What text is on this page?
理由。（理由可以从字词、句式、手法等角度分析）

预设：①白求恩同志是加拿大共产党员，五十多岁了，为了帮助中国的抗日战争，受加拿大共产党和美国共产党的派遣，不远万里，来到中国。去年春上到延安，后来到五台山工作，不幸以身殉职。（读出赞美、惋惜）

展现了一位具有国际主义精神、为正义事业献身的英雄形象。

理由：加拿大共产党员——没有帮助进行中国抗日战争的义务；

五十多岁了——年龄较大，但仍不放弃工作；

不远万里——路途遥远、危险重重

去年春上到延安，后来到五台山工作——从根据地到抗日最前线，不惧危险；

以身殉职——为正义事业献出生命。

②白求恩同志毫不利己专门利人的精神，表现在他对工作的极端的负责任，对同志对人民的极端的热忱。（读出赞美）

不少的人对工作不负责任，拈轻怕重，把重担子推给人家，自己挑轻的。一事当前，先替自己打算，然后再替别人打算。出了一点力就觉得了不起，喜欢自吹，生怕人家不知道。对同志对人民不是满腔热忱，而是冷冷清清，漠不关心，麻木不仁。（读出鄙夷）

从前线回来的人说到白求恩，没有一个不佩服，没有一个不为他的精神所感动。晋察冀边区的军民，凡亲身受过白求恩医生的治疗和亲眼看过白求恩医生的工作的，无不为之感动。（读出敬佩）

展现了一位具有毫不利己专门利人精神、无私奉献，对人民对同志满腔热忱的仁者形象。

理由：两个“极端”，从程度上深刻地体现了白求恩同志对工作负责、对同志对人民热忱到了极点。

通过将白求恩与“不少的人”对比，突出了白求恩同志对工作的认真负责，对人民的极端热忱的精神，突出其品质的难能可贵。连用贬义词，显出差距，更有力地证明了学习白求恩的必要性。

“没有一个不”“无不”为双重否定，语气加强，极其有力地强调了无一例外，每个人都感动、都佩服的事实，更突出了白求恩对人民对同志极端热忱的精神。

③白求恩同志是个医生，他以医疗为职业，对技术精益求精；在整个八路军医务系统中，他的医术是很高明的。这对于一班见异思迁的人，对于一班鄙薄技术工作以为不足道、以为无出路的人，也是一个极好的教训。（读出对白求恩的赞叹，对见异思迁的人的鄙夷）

* Work to complete:
Take the lines above and print them exactly.

* Full answer:
What text is on this page?
理由。（理由可以从字词、句式、手法等角度分析）

预设：①白求恩同志是加拿大共产党员，五十多岁了，为了帮助中国的抗日战争，受加拿大共产党和美国共产党的派遣，不远万里，来到中国。去年春上到延安，后来到五台山工作，不幸以身殉职。（读出赞美、惋惜）

展现了一位具有国际主义精神、为正义事业献身的英雄形象。

理由：加拿大共产党员——没有帮助进行中国抗日战争的义务；

五十多岁了——年龄较大，但仍不放弃工作；

不远万里——路途遥远、危险重重

去年春上到延安，后来到五台山工作——从根据地到抗日最前线，不惧危险；

以身殉职——为正义事业献出生命。

②白求恩同志毫不利己专门利人的精神，表现在他对工作的极端的负责任，对同志对人民的极端的热忱。（读出赞美）

不少的人对工作不负责任，拈轻怕重，把重担子推给人家，自己挑轻的。一事当前，先替自己打算，然后再替别人打算。出了一点力就觉得了不起，喜欢自吹，生怕人家不知道。对同志对人民不是满腔热忱，而是冷冷清清，漠不关心，麻木不仁。（读出鄙夷）

从前线回来的人说到白求恩，没有一个不佩服，没有一个不为他的精神所感动。晋察冀边区的军民，凡亲身受过白求恩医生的治疗和亲眼看过白求恩医生的工作的，无不为之感动。（读出敬佩）

展现了一位具有毫不利己专门利人精神、无私奉献，对人民对同志满腔热忱的仁者形象。

理由：两个“极端”，从程度上深刻地体现了白求恩同志对工作负责、对同志对人民热忱到了极点。

通过将白求恩与“不少的人”对比，突出了白求恩同志对工作的认真负责，对人民的极端热忱的精神，突出其品质的难能可贵。连用贬义词，显出差距，更有力地证明了学习白求恩的必要性。

“没有一个不”“无不”为双重否定，语气加强，极其有力地强调了无一例外，每个人都感动、都佩服的事实，更突出了白求恩对人民对同志极端热忱的精神。

③白求恩同志是个医生，他以医疗为职业，对技术精益求精；在整个八路军医务系统中，他的医术是很高明的。这对于一班见异思迁的人，对于一班鄙薄技术工作以为不足道、以为无出路的人，也是一个极好的教训。（读出对白求恩的赞叹，对见异思迁的人的鄙夷）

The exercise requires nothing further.